- WHAT THE TASK ASKS
Each line below that holds the word "trial" counts once; state the total number of such lines and nothing else.

- AVAILABLE DATA
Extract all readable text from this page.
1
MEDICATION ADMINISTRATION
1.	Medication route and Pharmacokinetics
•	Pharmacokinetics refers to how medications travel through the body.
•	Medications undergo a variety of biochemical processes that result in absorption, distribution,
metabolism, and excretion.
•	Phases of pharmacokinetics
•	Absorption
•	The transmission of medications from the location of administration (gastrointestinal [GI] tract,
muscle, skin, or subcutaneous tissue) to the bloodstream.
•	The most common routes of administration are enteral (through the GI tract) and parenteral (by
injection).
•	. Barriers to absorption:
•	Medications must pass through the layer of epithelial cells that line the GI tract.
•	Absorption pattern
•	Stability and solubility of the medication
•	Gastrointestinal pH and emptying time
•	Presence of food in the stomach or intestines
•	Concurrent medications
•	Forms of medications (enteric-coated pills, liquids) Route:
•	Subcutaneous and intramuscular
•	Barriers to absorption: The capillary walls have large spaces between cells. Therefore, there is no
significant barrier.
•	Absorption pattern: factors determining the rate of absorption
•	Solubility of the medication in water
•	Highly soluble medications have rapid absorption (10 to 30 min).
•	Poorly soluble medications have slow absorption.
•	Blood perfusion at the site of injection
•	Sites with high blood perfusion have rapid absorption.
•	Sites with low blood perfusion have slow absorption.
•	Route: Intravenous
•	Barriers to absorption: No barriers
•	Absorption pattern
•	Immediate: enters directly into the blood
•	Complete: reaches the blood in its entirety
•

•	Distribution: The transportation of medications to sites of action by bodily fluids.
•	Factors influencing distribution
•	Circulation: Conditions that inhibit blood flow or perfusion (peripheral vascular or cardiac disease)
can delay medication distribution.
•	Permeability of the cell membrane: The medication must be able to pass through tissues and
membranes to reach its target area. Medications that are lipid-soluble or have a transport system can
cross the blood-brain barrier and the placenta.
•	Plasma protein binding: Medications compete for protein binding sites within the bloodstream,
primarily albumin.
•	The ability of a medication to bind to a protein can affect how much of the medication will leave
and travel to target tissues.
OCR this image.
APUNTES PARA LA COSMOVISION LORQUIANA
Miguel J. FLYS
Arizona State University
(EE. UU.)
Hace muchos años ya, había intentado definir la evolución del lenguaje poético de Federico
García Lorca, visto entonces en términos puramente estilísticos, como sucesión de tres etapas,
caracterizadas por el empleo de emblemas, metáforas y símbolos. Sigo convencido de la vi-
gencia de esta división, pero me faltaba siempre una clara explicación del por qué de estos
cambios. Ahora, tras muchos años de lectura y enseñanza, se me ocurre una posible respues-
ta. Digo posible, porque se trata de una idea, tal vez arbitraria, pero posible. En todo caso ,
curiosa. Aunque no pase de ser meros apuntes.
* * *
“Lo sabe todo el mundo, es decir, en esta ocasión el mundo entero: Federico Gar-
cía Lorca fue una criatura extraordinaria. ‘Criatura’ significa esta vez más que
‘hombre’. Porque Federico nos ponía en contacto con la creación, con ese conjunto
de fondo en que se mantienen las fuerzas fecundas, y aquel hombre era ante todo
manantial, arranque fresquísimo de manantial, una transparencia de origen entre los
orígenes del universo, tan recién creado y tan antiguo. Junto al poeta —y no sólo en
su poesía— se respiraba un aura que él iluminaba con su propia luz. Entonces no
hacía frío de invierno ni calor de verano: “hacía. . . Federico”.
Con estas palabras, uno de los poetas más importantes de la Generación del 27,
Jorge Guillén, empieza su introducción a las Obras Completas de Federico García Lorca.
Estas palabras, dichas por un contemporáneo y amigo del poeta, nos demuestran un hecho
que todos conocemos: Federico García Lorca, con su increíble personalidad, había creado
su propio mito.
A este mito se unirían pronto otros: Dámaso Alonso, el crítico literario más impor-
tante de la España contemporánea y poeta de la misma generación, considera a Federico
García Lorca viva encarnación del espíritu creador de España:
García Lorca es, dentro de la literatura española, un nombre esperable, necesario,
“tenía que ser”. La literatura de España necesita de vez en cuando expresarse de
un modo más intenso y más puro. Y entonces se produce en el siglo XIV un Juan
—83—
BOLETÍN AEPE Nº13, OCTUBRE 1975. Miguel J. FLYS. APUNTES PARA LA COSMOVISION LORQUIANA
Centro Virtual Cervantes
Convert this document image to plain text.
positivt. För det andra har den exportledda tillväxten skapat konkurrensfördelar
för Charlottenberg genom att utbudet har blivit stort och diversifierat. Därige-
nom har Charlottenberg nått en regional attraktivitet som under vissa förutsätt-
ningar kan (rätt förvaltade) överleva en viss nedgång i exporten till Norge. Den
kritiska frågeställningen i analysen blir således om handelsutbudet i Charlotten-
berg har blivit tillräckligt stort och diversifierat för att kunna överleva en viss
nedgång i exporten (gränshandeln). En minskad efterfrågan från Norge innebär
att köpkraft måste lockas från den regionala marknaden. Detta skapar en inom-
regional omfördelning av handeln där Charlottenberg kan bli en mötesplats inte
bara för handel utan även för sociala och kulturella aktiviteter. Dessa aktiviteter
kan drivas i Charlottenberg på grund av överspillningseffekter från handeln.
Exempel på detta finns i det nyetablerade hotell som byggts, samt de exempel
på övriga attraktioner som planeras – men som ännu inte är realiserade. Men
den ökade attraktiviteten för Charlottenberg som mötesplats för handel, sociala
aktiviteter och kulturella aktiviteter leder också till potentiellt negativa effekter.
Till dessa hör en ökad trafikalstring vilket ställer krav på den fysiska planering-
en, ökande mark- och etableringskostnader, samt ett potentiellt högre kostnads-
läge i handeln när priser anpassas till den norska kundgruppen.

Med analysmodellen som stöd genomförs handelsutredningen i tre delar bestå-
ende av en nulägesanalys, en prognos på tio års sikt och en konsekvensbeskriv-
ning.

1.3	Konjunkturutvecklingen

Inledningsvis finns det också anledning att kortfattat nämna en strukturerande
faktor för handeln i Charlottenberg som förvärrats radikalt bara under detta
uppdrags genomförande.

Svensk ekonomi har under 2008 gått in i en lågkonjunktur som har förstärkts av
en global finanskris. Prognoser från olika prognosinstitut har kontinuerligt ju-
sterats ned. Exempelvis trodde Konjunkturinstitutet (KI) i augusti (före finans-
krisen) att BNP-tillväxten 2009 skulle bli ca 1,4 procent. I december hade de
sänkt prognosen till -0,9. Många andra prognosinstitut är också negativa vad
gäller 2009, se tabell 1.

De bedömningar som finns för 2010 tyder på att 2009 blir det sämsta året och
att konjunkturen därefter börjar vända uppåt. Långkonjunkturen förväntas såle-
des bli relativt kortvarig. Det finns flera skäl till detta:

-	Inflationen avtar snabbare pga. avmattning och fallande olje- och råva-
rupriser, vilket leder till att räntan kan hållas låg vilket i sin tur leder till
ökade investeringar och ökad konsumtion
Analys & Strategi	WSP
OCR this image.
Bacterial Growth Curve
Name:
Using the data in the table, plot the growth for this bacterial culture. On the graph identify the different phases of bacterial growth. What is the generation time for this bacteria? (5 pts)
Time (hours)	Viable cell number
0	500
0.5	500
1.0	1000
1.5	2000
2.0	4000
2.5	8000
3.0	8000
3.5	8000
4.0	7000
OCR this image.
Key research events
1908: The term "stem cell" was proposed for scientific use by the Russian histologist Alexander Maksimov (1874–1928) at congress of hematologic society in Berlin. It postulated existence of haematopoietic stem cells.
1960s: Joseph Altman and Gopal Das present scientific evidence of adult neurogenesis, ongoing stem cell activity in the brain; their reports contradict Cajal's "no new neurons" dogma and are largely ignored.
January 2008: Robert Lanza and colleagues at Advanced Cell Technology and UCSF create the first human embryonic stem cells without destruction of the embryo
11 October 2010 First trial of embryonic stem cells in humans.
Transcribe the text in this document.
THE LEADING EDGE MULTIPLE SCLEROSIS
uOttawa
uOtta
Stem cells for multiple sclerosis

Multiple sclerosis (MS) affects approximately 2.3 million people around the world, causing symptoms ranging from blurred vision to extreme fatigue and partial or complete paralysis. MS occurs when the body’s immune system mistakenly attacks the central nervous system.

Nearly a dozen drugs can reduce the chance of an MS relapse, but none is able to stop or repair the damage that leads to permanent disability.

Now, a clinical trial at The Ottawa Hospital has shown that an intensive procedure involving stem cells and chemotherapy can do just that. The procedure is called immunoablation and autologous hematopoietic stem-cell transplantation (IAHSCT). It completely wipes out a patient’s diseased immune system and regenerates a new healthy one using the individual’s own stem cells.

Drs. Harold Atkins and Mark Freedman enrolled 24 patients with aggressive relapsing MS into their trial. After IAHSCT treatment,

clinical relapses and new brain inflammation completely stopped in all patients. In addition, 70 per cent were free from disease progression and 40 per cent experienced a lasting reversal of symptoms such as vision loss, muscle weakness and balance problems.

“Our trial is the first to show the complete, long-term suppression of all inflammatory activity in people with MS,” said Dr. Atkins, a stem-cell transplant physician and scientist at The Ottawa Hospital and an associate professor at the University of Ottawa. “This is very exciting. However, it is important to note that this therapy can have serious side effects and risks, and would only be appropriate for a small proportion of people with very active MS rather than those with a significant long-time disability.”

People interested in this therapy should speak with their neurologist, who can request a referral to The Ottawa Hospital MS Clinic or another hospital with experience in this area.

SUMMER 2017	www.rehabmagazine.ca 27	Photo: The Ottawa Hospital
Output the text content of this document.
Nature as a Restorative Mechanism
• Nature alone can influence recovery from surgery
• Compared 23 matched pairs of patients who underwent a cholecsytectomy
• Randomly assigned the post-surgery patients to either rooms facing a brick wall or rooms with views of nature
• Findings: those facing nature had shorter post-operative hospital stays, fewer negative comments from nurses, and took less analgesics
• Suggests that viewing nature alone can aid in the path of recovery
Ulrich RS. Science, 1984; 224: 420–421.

- WRITTEN SOLUTION
4